[Saved data entries]
Start

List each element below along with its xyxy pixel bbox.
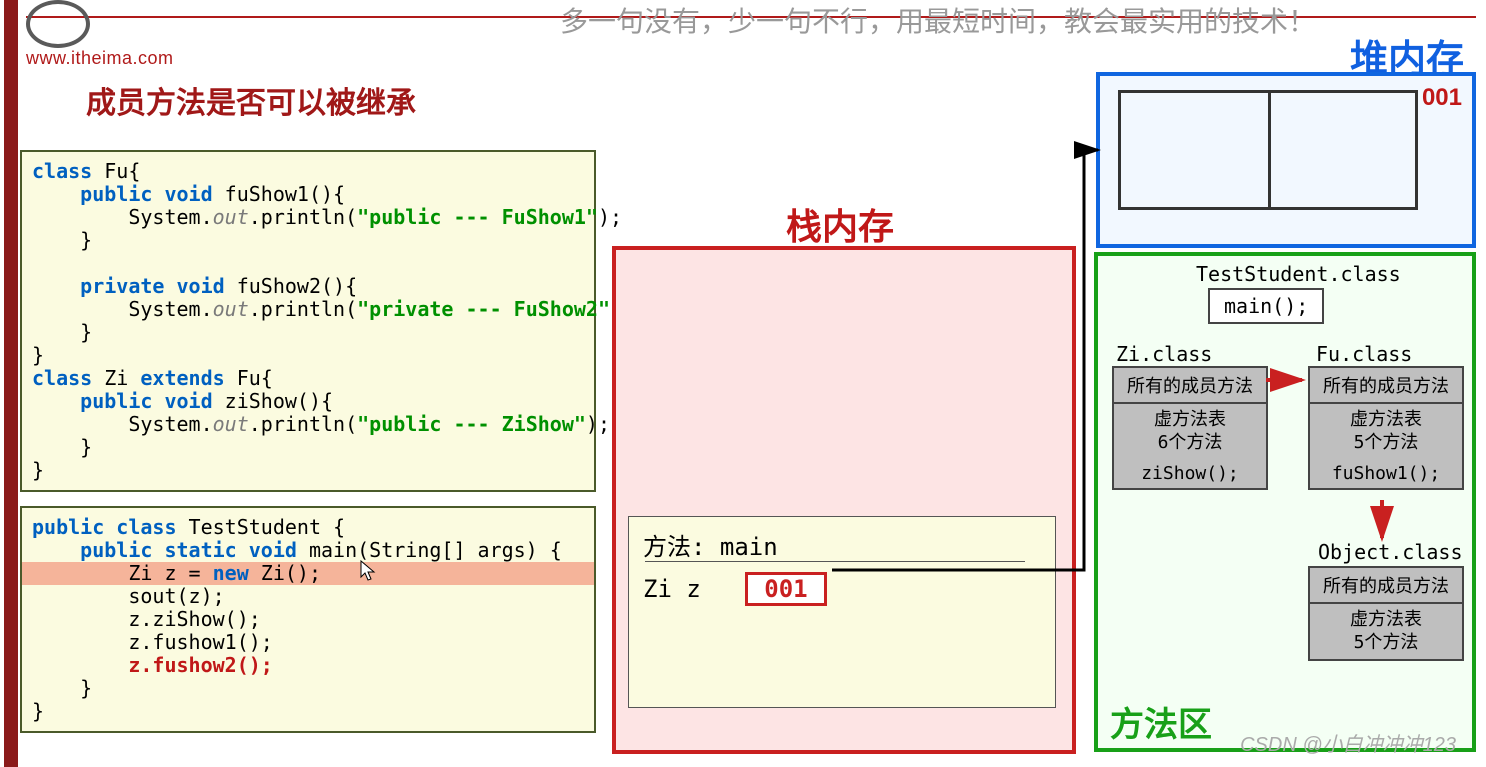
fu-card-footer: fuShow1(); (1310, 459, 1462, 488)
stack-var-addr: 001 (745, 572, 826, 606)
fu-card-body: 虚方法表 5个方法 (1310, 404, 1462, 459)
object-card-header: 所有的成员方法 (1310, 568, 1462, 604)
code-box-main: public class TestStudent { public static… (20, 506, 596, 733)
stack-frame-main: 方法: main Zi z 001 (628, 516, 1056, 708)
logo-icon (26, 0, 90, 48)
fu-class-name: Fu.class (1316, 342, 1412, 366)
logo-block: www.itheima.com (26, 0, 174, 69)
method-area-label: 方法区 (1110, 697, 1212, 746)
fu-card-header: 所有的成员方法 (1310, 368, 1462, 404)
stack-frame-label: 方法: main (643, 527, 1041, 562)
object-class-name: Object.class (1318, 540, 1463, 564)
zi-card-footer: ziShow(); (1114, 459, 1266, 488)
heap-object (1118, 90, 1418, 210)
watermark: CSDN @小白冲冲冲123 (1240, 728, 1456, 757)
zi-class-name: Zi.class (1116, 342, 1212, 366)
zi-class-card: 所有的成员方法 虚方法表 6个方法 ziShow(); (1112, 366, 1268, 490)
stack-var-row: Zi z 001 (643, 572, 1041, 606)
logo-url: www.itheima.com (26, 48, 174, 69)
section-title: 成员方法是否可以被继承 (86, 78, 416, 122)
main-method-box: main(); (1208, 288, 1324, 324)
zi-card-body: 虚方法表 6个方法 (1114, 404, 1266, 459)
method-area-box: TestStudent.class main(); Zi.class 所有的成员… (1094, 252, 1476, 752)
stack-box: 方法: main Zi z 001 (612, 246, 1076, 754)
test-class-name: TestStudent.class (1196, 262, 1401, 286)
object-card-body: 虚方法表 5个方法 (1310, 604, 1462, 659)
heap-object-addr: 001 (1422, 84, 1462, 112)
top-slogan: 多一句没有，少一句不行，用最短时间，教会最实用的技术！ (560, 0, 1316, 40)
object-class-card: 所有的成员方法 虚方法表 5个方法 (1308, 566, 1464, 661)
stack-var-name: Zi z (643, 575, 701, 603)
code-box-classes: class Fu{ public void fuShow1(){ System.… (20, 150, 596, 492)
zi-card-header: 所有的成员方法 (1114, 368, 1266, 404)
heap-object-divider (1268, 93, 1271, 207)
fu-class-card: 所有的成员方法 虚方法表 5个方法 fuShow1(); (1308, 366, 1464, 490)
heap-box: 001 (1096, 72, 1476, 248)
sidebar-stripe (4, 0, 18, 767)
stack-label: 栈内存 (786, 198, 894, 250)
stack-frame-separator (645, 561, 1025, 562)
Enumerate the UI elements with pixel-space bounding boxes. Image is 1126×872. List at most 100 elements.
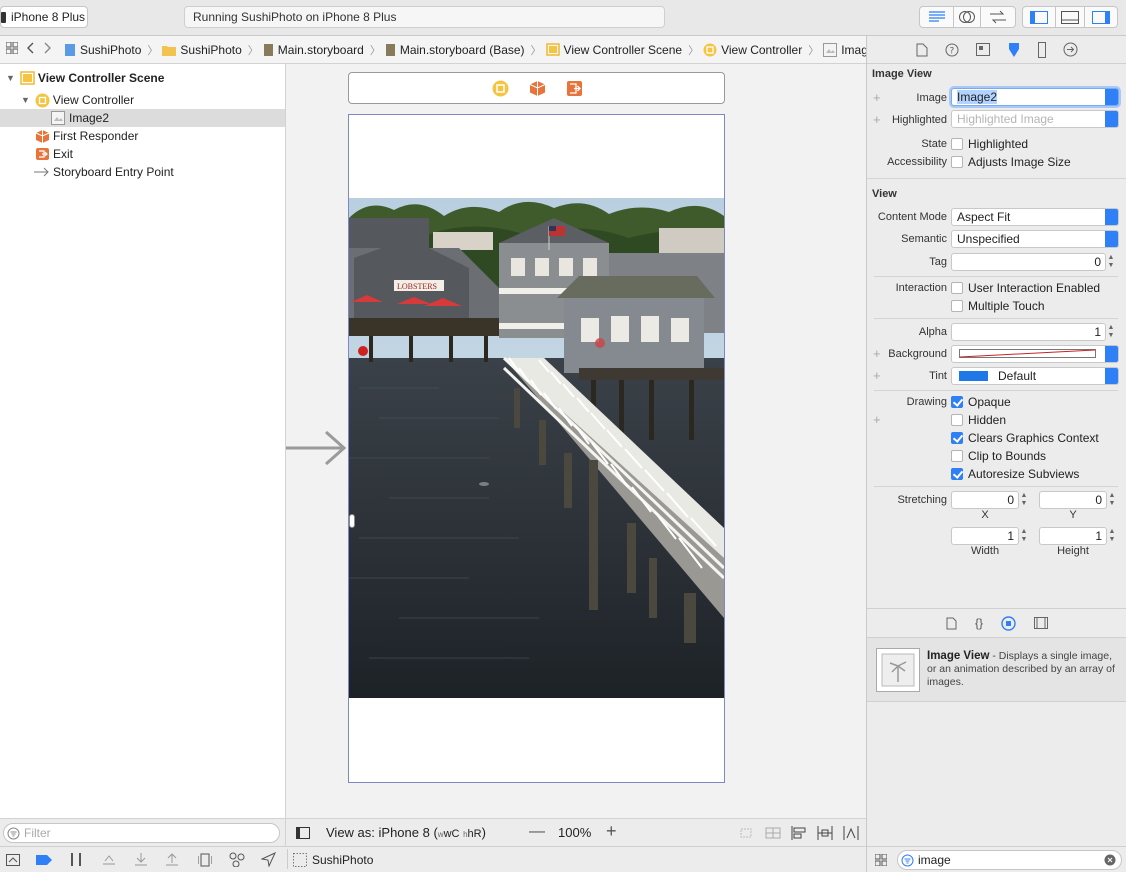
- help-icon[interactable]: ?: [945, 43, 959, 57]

End

Stated task: Format every line of the rows above as a JSON list of strings, one string per line, skipping blank lines. Omit the pictures.

Finished answer:
[
  "List each element below along with its xyxy pixel bbox.",
  "fu-card-footer: fuShow1(); (1310, 459, 1462, 488)",
  "stack-var-addr: 001 (745, 572, 826, 606)",
  "fu-card-body: 虚方法表 5个方法 (1310, 404, 1462, 459)",
  "object-card-header: 所有的成员方法 (1310, 568, 1462, 604)",
  "code-box-main: public class TestStudent { public static… (20, 506, 596, 733)",
  "stack-frame-main: 方法: main Zi z 001 (628, 516, 1056, 708)",
  "logo-icon (26, 0, 90, 48)",
  "fu-class-name: Fu.class (1316, 342, 1412, 366)",
  "logo-block: www.itheima.com (26, 0, 174, 69)",
  "method-area-label: 方法区 (1110, 697, 1212, 746)",
  "fu-card-header: 所有的成员方法 (1310, 368, 1462, 404)",
  "stack-frame-label: 方法: main (643, 527, 1041, 562)",
  "object-class-name: Object.class (1318, 540, 1463, 564)",
  "zi-card-footer: ziShow(); (1114, 459, 1266, 488)",
  "heap-object (1118, 90, 1418, 210)",
  "watermark: CSDN @小白冲冲冲123 (1240, 728, 1456, 757)",
  "zi-class-name: Zi.class (1116, 342, 1212, 366)",
  "zi-class-card: 所有的成员方法 虚方法表 6个方法 ziShow(); (1112, 366, 1268, 490)",
  "stack-var-row: Zi z 001 (643, 572, 1041, 606)",
  "logo-url: www.itheima.com (26, 48, 174, 69)",
  "section-title: 成员方法是否可以被继承 (86, 78, 416, 122)",
  "main-method-box: main(); (1208, 288, 1324, 324)",
  "zi-card-body: 虚方法表 6个方法 (1114, 404, 1266, 459)",
  "method-area-box: TestStudent.class main(); Zi.class 所有的成员… (1094, 252, 1476, 752)",
  "stack-box: 方法: main Zi z 001 (612, 246, 1076, 754)",
  "test-class-name: TestStudent.class (1196, 262, 1401, 286)",
  "object-card-body: 虚方法表 5个方法 (1310, 604, 1462, 659)",
  "heap-object-addr: 001 (1422, 84, 1462, 112)",
  "top-slogan: 多一句没有，少一句不行，用最短时间，教会最实用的技术！ (560, 0, 1316, 40)",
  "object-class-card: 所有的成员方法 虚方法表 5个方法 (1308, 566, 1464, 661)",
  "stack-var-name: Zi z (643, 575, 701, 603)",
  "code-box-classes: class Fu{ public void fuShow1(){ System.… (20, 150, 596, 492)",
  "zi-card-header: 所有的成员方法 (1114, 368, 1266, 404)",
  "heap-object-divider (1268, 93, 1271, 207)",
  "fu-class-card: 所有的成员方法 虚方法表 5个方法 fuShow1(); (1308, 366, 1464, 490)",
  "heap-box: 001 (1096, 72, 1476, 248)",
  "sidebar-stripe (4, 0, 18, 767)",
  "stack-label: 栈内存 (786, 198, 894, 250)",
  "stack-frame-separator (645, 561, 1025, 562)",
  "Enumerate the UI elements with pixel-space bounding boxes. Image is 1126×872. List at most 100 elements.",
  "- help-icon[interactable]: ?: [945, 43, 959, 57]"
]